→ **AIM**
Find each line with the string "الأولى" and copy it.

Collected data
○ ○ ○

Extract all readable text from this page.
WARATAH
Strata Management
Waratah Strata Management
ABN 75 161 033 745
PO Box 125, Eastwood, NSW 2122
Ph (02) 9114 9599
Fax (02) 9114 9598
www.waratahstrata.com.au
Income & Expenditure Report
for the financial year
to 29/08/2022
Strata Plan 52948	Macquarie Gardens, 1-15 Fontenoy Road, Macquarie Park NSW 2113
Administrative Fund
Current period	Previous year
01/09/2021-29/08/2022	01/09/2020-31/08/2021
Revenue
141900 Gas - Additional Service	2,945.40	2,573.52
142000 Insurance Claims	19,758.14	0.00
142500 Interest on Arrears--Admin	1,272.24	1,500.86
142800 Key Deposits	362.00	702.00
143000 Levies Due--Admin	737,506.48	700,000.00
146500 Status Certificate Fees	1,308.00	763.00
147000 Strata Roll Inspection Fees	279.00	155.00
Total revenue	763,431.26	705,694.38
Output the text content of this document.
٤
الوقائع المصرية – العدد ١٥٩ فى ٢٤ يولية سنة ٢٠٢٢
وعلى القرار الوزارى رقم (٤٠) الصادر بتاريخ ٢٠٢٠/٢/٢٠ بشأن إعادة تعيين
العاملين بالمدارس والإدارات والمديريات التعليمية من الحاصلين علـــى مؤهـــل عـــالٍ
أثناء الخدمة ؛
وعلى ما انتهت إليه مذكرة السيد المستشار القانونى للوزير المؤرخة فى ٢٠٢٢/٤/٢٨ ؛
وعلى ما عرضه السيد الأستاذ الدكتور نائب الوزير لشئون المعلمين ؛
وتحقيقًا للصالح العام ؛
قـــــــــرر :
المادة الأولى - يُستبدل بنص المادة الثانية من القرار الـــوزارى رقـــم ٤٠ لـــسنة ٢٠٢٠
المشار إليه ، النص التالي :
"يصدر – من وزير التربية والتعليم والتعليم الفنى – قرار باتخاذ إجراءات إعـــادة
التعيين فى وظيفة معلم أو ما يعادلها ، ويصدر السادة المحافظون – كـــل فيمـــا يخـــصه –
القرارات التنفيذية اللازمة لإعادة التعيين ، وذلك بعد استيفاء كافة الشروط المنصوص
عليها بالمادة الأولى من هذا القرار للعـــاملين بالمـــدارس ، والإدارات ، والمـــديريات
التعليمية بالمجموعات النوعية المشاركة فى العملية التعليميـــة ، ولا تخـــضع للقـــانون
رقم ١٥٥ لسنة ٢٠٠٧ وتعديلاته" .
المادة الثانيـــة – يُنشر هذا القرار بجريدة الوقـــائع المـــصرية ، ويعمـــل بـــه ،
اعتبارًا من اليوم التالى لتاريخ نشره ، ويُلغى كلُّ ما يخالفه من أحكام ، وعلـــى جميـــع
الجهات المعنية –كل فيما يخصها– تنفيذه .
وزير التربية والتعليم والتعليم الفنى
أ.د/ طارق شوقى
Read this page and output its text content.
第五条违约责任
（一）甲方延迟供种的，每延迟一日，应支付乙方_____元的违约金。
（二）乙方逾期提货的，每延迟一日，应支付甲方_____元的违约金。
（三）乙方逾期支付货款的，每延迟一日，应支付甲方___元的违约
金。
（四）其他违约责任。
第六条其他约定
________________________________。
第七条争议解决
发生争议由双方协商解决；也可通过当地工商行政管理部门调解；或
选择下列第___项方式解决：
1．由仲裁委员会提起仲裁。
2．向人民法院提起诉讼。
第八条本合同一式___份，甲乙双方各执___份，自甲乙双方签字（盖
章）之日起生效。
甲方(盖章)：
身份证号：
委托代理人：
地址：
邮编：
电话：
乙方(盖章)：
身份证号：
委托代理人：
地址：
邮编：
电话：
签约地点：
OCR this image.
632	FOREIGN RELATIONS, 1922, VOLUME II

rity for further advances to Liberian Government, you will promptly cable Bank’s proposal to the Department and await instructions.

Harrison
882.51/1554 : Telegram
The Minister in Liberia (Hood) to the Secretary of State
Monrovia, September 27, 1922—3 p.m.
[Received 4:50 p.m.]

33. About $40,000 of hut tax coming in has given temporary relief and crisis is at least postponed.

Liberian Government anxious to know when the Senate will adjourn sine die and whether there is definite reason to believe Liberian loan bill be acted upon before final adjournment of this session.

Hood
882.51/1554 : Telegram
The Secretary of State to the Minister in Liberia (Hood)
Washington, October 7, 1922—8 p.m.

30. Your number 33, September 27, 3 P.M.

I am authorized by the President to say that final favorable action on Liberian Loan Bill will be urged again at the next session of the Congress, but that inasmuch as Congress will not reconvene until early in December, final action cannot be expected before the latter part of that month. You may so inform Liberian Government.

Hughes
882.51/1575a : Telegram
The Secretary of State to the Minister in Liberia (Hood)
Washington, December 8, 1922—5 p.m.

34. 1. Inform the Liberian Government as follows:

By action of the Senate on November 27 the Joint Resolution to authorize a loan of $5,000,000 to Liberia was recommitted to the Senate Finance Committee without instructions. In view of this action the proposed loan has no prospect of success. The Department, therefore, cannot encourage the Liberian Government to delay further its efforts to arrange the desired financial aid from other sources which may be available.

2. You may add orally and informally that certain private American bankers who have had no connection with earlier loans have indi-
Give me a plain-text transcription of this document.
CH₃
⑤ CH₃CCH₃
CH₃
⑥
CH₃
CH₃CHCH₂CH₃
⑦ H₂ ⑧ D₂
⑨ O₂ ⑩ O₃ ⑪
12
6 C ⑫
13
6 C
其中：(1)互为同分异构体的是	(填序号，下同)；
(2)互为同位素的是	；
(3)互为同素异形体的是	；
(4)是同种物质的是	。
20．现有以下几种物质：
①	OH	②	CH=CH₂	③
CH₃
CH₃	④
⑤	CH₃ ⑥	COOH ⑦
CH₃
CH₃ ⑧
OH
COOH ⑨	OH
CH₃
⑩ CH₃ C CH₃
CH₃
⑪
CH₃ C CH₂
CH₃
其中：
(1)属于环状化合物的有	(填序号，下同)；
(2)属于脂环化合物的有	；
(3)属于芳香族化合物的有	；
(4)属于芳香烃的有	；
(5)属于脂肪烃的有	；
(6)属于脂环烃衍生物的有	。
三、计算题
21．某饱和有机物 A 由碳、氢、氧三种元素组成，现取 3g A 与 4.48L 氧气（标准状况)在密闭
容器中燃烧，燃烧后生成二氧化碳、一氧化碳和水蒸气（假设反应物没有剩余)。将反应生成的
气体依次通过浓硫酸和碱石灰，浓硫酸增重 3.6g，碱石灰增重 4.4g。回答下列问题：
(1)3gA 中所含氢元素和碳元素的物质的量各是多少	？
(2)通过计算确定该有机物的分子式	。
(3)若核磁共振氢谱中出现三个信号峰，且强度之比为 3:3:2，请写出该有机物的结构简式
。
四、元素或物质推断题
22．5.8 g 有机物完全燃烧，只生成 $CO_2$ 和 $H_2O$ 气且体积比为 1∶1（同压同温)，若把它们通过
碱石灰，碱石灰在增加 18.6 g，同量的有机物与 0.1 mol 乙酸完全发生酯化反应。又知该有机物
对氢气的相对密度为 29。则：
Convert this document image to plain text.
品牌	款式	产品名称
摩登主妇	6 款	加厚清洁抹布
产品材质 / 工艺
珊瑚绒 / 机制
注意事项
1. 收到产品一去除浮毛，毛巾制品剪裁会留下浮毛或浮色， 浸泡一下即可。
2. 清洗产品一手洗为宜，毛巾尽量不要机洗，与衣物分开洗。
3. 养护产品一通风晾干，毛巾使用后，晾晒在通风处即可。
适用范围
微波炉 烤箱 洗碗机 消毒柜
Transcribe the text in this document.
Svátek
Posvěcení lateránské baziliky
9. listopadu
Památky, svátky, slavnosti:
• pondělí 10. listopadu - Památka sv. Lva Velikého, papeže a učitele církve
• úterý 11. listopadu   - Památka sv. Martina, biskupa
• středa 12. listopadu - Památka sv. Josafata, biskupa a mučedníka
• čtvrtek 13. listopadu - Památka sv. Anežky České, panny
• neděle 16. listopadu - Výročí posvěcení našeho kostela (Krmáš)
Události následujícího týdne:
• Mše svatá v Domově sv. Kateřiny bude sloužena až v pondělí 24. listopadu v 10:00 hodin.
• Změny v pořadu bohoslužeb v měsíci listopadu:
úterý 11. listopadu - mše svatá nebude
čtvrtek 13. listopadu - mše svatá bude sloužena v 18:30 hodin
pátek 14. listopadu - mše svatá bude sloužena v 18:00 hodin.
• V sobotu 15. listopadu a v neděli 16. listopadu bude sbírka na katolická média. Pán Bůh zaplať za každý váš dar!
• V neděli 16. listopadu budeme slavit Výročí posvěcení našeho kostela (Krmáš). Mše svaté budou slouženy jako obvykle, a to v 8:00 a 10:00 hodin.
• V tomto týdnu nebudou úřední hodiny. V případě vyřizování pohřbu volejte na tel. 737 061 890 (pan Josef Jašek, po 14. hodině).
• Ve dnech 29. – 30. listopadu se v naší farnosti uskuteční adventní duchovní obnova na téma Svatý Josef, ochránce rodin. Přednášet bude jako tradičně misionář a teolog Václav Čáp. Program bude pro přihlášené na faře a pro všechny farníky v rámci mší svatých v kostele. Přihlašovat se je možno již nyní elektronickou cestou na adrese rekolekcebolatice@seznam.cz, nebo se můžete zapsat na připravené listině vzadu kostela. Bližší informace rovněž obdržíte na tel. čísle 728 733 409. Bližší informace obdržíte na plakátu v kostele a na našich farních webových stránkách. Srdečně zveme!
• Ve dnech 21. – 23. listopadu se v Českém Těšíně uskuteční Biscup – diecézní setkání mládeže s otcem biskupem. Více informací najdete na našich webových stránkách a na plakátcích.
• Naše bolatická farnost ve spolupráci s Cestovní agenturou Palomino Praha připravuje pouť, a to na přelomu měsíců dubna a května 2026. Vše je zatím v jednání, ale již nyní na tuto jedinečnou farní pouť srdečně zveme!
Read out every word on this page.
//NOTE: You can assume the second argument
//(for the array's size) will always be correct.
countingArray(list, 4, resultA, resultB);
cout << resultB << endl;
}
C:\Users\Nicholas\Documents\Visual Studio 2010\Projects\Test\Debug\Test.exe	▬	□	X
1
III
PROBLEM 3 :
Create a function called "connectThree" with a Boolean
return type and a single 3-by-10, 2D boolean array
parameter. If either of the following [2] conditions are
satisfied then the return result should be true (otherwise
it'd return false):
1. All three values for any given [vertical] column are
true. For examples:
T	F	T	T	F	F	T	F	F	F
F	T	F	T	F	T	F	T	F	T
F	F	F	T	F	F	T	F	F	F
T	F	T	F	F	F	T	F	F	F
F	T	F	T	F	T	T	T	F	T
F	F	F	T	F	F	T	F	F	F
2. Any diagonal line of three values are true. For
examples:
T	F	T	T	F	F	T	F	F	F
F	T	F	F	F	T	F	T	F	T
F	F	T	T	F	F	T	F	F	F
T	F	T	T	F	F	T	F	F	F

○ ○ ○

→ **ANSWER TO THIS EXERCISE**
المادة الأولى - يُستبدل بنص المادة الثانية من القرار الـــوزارى رقـــم ٤٠ لـــسنة ٢٠٢٠
عليها بالمادة الأولى من هذا القرار للعـــاملين بالمـــدارس ، والإدارات ، والمـــديريات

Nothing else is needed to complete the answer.